▶ Source text
Had your opening gambit being to refer to him as old then the retaliation whilst shitty might being explained.

Your DH can neither take a joke or behave like a decent human being

indiesearcher · 17/04/2022 23:40

@WonderfulYou - sorry if I'm being dim here but why is it 'really rude' of me to have made DH aware that taking three years out of my career to raise our kids would have had an impact on my earning potential?

OP posts:
LetitiaLeghorn · 17/04/2022 23:41

Why do you want to bring it all up again tomorrow? And then keep it going by repeating that you're unhappy with what he said. Because then he'll just retaliate and you're back in the same argument. What's the point?

ZerotwoZero · 17/04/2022 23:41

So you decided to take the piss out of him when you won10 games, then he became annoyed and had a go back at you that led to an argument, all in the privacy of your own home. that you acknowledged you actually started.

Now you come onto a public forums and shame him calling him a twat and try to re-enforce the fact you are right and he is wrong and you are calling him a twat?

What would you do if you discovered he went on a public forums afterwards and called you a twat? Hmm

Hugsssssss · 17/04/2022 23:42

@indiesearcher

Ok, I stand defeated (which I don't like, clearly!) 🤣

I think there are a few people here who get my side of the AIBU but I'm hearing a resounding "don't dish out what you can't take".

So I will apologise properly like a grown up and explain that his comment hurt me too.

Can I say that I think his comments took things too far given we were PLAYING A GAME!!!!

Still too goady???

Haha I really like you!

Personally I don’t think you were BU. His comment was really below the belt. What a thing for him to bring up ans I’d be upset as it actually shows a lack of respect for the sacrifices you made for the family.

I think though your wise crack probably wasn’t so wise! For you it was gentle ribbing that normally happens … but you also normally win ;) He shoudl have let you know your comment was hurtful instead of responding in kind. Would be good to apologise and hopefully he’ll do the same.

Loving your responses though :)

MarilynValentine · 17/04/2022 23:42

Bollocks.

He is 100% in the wrong here.

needmorethanthis · 17/04/2022 23:43

Sorry but you started it. Saying “you can’t beat me at anything” is goady. You got fish slapped back. You were being a goady jerk. Then you took it too far again. This rarely happens but I’m on his side here. You’re wrong. Make him a cup of coffee in the morning and apologise. Say “sorry I was a goady jerk last night. Friends?” Leave it

Countdownis35 · 17/04/2022 23:43

@Theunamedcat

You joked with him and it bruised his ego
This is all it was. When people get on that tip.. someone's bound to go lower than the other
MarilynValentine · 17/04/2022 23:43

Plus, well done on your searingly truthful and appropriate comeback.

▶ Recorded information

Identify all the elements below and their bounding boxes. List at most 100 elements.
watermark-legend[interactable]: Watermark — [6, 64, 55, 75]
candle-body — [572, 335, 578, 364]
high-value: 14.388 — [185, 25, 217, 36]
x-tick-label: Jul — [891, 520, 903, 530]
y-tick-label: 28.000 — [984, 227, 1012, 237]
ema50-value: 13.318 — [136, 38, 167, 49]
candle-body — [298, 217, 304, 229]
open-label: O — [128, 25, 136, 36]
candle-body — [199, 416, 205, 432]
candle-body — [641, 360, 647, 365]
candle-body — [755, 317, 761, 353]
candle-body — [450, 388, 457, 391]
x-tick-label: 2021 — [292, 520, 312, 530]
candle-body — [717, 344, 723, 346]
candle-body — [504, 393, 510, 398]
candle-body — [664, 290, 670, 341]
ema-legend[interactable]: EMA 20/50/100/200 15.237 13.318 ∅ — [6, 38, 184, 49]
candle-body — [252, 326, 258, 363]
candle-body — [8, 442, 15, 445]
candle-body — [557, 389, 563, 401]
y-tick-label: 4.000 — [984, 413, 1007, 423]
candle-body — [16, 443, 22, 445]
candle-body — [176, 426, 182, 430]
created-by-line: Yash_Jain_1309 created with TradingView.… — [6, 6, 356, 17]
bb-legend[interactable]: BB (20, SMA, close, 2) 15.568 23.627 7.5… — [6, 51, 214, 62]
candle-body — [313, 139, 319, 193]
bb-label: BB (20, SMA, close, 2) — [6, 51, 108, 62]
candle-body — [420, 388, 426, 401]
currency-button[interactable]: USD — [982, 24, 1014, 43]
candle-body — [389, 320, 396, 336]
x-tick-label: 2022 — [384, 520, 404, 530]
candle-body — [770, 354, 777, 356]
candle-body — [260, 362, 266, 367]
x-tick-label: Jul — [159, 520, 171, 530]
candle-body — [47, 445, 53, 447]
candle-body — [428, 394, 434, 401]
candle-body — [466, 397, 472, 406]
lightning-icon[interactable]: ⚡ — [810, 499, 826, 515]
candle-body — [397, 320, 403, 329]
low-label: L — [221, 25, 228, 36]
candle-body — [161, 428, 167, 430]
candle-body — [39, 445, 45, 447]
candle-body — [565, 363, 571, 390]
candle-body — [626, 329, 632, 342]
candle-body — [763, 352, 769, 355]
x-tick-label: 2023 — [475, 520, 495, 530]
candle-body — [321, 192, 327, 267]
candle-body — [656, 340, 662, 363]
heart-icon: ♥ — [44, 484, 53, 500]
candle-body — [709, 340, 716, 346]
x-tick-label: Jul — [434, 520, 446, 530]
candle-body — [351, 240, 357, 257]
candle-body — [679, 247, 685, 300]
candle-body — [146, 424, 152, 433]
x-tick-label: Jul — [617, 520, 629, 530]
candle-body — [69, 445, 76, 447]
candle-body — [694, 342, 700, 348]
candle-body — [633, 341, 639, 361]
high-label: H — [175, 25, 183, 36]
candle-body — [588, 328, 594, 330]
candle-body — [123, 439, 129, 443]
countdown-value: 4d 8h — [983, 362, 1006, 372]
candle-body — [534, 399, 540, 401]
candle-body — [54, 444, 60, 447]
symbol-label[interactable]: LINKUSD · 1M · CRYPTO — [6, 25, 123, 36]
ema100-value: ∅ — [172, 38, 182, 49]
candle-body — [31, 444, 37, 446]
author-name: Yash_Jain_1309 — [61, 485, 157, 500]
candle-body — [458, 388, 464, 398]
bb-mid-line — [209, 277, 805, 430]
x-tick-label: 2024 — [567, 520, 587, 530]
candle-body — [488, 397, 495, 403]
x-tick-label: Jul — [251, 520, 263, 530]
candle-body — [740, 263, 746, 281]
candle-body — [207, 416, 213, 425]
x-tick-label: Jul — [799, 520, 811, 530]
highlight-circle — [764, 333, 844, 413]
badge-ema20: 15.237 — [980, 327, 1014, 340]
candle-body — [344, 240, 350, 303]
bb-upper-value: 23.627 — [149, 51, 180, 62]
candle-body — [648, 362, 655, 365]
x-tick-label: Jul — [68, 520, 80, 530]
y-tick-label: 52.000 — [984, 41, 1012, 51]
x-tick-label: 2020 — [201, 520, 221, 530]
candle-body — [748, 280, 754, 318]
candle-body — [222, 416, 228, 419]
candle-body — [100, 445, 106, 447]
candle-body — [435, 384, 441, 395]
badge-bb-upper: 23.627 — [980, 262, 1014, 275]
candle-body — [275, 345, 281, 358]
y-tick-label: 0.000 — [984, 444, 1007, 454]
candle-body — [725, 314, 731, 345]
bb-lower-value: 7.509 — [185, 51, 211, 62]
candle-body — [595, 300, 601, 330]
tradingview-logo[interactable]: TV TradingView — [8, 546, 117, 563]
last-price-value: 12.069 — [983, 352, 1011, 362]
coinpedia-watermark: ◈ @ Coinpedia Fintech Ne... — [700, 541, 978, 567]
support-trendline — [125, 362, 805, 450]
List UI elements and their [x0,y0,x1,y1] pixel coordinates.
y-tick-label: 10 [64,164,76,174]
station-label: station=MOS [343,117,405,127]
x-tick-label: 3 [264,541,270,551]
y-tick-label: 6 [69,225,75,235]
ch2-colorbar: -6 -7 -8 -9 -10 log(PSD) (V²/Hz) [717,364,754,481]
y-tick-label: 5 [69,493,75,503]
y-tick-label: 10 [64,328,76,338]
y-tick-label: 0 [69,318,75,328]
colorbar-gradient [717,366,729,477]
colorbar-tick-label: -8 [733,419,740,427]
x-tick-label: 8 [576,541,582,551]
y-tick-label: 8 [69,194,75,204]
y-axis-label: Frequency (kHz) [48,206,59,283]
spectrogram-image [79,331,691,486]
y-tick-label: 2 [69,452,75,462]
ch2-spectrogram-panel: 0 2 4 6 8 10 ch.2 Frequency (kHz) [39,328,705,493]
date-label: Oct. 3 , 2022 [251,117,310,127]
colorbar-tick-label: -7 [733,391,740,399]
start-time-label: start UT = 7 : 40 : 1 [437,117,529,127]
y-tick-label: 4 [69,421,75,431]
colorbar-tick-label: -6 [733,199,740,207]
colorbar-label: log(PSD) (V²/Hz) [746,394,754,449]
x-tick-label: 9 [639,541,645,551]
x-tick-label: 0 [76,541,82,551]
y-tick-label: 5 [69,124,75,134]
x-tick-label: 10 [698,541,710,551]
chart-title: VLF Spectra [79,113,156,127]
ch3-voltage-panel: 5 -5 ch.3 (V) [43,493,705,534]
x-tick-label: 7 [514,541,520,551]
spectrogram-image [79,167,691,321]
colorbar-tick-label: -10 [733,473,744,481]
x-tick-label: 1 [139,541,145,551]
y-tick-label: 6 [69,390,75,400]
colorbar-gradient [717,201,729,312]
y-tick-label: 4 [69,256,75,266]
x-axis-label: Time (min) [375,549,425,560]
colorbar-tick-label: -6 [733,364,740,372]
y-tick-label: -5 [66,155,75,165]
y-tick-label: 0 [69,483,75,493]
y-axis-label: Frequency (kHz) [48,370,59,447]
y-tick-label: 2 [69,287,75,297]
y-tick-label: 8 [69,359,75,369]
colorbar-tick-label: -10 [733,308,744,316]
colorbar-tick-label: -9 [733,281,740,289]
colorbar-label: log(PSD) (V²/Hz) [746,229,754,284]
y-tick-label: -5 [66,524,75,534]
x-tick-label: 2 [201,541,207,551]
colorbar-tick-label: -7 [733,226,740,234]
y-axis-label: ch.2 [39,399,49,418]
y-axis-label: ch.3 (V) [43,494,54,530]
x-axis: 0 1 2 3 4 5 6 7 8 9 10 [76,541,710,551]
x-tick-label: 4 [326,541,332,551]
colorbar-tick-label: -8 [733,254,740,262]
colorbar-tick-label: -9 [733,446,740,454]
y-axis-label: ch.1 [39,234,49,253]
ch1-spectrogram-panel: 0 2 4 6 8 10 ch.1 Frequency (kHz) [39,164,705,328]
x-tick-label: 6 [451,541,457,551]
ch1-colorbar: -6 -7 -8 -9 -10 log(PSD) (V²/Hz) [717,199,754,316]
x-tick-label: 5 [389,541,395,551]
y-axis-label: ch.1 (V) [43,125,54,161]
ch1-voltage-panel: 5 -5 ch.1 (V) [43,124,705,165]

▶ Set of tasks
A: Write out the part of the forum thread about the couple's argument over a game between "Your DH can" and "my earning potential?", inclusive.
B: Extend the forum thread about the couple's argument over a game, starting after its last post.

▶ Results for the exercise
A:
Your DH can neither take a joke or behave like a decent human being

indiesearcher · 17/04/2022 23:40

@WonderfulYou - sorry if I'm being dim here but why is it 'really rude' of me to have made DH aware that taking three years out of my career to raise our kids would have had an impact on my earning potential?

B:
He sounds like a dickhead.

NuffSaidSam · 17/04/2022 23:43

@indiesearcher

Ok, I stand defeated (which I don't like, clearly!) 🤣

I think there are a few people here who get my side of the AIBU but I'm hearing a resounding "don't dish out what you can't take".

So I will apologise properly like a grown up and explain that his comment hurt me too.

Can I say that I think his comments took things too far given we were PLAYING A GAME!!!!

Still too goady???

Too blamey!

You have to be the winner of 'who was less of a twat' as well as all the card games?

Maybe that's why it hit a nerve with him?

Tell him what you thought about his comment, but not in the context of 'and therefore you're a bigger twat than me'.

You own what you did.
He owns what he did.
The end.

I don't think it needs to be a twat off.

surreygirl1987 · 17/04/2022 23:43

sorry if I'm being dim here but why is it 'really rude' of me to have made DH aware that taking three years out of my career to raise our kids would have had an impact on my earning potential?

This was when you 'made him aware' of this? So it's not something you've discussed before??

WonderfulYou · 17/04/2022 23:44

sorry if I'm being dim here but why is it 'really rude' of me to have made DH aware that taking three years out of my career to raise our kids would have had an impact on my earning potential?

Because you sound resentful of the life you’ve had with him and having children with him.

You chose to have children and you can’t then throw it back in his face like it’s all his fault.